Prompt
Reproduce word for word the material from its first line through the line containing "The primary suction", including both of those lines.

A block of data:
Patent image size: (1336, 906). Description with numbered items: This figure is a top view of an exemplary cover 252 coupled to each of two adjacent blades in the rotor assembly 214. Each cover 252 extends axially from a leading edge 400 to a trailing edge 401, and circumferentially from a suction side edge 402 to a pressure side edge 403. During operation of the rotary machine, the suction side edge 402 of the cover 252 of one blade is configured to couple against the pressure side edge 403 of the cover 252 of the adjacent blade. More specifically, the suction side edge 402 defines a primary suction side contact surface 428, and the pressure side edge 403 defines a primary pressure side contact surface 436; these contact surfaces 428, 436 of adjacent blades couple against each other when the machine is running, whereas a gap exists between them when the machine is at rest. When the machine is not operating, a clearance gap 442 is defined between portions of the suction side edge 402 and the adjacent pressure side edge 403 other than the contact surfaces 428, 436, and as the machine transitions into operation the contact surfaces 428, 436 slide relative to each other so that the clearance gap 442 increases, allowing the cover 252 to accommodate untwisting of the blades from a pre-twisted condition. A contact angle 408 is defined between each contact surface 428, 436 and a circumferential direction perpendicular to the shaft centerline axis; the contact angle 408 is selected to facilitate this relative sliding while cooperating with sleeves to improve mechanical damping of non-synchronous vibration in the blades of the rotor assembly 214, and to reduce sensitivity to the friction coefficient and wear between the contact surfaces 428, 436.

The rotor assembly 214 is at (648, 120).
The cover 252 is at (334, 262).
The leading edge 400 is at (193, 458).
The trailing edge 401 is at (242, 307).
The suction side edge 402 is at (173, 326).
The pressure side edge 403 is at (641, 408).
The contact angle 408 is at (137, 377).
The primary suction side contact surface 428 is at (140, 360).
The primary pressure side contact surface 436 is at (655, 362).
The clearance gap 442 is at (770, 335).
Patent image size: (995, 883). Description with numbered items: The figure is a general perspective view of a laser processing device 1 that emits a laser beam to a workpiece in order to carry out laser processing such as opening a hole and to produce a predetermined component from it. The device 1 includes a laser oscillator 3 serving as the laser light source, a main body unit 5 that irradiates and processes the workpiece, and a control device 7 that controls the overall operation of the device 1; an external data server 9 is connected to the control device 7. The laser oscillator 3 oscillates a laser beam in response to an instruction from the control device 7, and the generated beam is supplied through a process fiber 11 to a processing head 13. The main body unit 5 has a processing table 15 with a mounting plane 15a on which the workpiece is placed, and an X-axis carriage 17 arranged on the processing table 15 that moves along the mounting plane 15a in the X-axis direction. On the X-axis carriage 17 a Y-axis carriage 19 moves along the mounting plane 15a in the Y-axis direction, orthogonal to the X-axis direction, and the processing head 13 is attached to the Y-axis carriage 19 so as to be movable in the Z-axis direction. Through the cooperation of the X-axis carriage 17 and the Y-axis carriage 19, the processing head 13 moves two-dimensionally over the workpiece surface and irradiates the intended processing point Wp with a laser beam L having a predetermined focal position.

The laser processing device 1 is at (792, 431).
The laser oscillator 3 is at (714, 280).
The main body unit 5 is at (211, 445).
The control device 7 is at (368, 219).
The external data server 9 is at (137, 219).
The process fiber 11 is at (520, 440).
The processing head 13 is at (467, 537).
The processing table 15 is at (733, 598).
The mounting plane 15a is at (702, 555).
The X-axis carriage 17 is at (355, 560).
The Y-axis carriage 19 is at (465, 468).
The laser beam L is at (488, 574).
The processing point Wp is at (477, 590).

Output of the exercise
Patent image size: (1336, 906). Description with numbered items: This figure is a top view of an exemplary cover 252 coupled to each of two adjacent blades in the rotor assembly 214. Each cover 252 extends axially from a leading edge 400 to a trailing edge 401, and circumferentially from a suction side edge 402 to a pressure side edge 403. During operation of the rotary machine, the suction side edge 402 of the cover 252 of one blade is configured to couple against the pressure side edge 403 of the cover 252 of the adjacent blade. More specifically, the suction side edge 402 defines a primary suction side contact surface 428, and the pressure side edge 403 defines a primary pressure side contact surface 436; these contact surfaces 428, 436 of adjacent blades couple against each other when the machine is running, whereas a gap exists between them when the machine is at rest. When the machine is not operating, a clearance gap 442 is defined between portions of the suction side edge 402 and the adjacent pressure side edge 403 other than the contact surfaces 428, 436, and as the machine transitions into operation the contact surfaces 428, 436 slide relative to each other so that the clearance gap 442 increases, allowing the cover 252 to accommodate untwisting of the blades from a pre-twisted condition. A contact angle 408 is defined between each contact surface 428, 436 and a circumferential direction perpendicular to the shaft centerline axis; the contact angle 408 is selected to facilitate this relative sliding while cooperating with sleeves to improve mechanical damping of non-synchronous vibration in the blades of the rotor assembly 214, and to reduce sensitivity to the friction coefficient and wear between the contact surfaces 428, 436.

The rotor assembly 214 is at (648, 120).
The cover 252 is at (334, 262).
The leading edge 400 is at (193, 458).
The trailing edge 401 is at (242, 307).
The suction side edge 402 is at (173, 326).
The pressure side edge 403 is at (641, 408).
The contact angle 408 is at (137, 377).
The primary suction side contact surface 428 is at (140, 360).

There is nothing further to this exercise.